## Passage provided:

One limitation of this study was its relatively small sample size, and with it, reduced power. We therefore refrained from analyzing trans-pQTLs and focused on cis-effects. Larger studies of meta-analyses are required to resolve this limitation. The observed trans-associations could then be used as independent instruments for a bivariate Mendelian Randomization analysis, checking if high protein levels showed reverse causality on the gene expressions, an issue which could not be addressed by our study.
In conclusion, we discovered several causal links of tissue-specific gene-expression and blood protein levels of cardiovascular biomarkers. Observed negative causal relationships are of interest for further studies to unravel the underlying post-transcriptional or pathway-associated regulatory processes. Finally, we established a causal patho-mechanistic network of GE and PE of IL6R, PCSK9, TFPI, and AXL and coronary artery disease providing possible new therapy targets.
Supporting information
(PDF)
(XLSX)
Acknowledgments
We thank all study participants of the LIFE-Adult study whose personal dedication and commitment have made this project possible. LIFE-Adult genotyping (round 3) was done at the Cologne Center for Genomics (CCG, University of Cologne, Peter Nürnberg and Mohammad R. Toliat). For genotype imputation, compute infrastructure provided by ScaDS (Dresden/Leipzig Competence Center for Scalable Data Services and Solutions) at the Leipzig University Computing Centre was used.

## Input data:
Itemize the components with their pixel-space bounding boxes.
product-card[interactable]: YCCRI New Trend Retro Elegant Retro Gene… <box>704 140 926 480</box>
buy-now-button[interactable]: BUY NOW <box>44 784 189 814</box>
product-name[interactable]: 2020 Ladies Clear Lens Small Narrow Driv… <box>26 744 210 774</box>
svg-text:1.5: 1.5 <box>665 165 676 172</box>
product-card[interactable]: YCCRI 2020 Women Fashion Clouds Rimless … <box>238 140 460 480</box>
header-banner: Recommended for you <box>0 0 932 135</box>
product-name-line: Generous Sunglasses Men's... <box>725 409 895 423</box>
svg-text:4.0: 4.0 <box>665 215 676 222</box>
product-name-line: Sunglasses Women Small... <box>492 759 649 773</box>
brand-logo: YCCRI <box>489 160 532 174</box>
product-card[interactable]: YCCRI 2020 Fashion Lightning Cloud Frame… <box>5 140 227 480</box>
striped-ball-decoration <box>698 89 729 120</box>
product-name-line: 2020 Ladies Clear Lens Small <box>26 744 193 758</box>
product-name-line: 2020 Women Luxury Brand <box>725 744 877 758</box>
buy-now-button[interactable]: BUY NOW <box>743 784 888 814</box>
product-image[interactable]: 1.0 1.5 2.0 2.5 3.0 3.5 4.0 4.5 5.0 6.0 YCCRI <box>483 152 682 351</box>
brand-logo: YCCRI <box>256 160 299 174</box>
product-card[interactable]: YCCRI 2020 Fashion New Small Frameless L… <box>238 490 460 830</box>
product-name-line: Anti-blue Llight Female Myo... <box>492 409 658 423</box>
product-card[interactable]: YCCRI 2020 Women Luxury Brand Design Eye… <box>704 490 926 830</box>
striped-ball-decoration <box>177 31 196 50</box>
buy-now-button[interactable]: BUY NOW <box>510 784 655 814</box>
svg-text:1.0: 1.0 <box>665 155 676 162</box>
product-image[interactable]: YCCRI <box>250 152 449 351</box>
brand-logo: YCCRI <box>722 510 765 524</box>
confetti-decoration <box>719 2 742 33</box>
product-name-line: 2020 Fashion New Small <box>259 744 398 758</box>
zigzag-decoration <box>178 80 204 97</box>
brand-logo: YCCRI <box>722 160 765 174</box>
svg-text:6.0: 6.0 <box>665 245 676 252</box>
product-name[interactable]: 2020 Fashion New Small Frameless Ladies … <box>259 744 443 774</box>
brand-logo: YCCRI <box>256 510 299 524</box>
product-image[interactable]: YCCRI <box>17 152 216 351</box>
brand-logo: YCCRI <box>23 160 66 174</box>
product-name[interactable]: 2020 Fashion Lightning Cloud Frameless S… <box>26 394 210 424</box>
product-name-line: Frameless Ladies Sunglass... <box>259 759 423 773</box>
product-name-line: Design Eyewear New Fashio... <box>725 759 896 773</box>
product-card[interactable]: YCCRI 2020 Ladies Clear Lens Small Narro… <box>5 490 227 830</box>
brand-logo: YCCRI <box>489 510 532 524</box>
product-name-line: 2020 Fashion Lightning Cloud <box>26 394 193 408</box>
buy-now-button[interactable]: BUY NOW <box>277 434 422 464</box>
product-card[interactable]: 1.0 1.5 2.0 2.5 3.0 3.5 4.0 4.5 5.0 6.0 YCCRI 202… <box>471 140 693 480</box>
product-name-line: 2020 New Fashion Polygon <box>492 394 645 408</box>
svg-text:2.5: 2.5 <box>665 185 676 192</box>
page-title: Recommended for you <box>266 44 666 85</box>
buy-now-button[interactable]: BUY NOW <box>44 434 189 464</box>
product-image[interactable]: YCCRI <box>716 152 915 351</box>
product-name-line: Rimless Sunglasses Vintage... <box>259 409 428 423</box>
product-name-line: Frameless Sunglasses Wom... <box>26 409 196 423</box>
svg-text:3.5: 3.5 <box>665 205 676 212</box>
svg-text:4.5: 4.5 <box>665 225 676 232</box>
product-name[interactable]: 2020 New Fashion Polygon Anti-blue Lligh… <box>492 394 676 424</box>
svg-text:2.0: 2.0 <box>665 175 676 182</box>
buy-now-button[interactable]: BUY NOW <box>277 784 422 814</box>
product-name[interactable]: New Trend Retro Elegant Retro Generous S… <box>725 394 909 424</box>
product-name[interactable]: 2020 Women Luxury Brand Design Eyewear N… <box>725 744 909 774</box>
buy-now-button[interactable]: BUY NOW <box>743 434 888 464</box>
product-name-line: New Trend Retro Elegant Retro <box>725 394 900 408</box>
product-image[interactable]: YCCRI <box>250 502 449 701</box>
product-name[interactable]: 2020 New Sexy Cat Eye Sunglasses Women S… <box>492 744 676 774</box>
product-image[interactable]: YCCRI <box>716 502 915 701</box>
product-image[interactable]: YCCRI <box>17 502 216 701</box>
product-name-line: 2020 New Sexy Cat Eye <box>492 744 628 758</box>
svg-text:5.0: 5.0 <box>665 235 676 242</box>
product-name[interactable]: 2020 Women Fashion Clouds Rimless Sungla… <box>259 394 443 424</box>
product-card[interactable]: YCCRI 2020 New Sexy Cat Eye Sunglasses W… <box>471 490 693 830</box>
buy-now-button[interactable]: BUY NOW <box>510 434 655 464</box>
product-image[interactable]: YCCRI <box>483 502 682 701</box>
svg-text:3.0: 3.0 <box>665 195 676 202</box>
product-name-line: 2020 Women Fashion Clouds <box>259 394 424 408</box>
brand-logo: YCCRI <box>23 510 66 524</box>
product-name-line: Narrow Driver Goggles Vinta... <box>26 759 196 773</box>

## Prompt A:
Please answer these questions on the gene-expression study excerpt:
(i) What reason does it give for not analyzing trans-pQTLs?
(ii) Which four genes form the causal network it links with coronary artery disease?
(iii) Where was LIFE-Adult genotyping (round 3) done?
## Prompt B:
Carry the gene-expression study excerpt forward from its final sentence.

## Written response A:
(i) The study's relatively small sample size and the reduced power that came with it.
(ii) IL6R, PCSK9, TFPI, and AXL.
(iii) At the Cologne Center for Genomics (CCG, University of Cologne).

## Written response B:
Data Availability
All summary statistics are publicly available from Zenodo (DOI: 10.5281/zenodo.6045694). Scripts used in the secondary analyses are included at https://github.com/GenStatLeipzig/LWAS_Olink. Complete data sets including genetic data cannot be shared publicly due to ethical and legal restrictions, as they are sufficient to identity study participants. This is not covered by the informed consent form of the LIFE-Adult study. Data are available from the LIFE Research Center (contact via Dr. Matthias Nüchter, Head of Managing Office, E-mail: matthias.nuechter@life.uni-leipzig.de) for researchers who meet the criteria for access to confidential data.
Funding Statement
LIFE-Adult is funded by the Leipzig Research Center for Civilization Diseases (LIFE). LIFE is an organizational unit affiliated to the Medical Faculty of the University of Leipzig. LIFE is funded by means of the European Union, by the European Regional Development Fund (ERDF) and by funds of the Free State of Saxony within the framework of the excellence initiative. Olink measurements were funded by the HI-MAG project "Serum proteome biomarkers as mediators of cardiometabolic disease development" of the Medical Faculty of the University Leipzig and the Helmholtz Zentrum München. The funders had no role in study design, data collection and analysis, decision to publish, or preparation of the manuscript.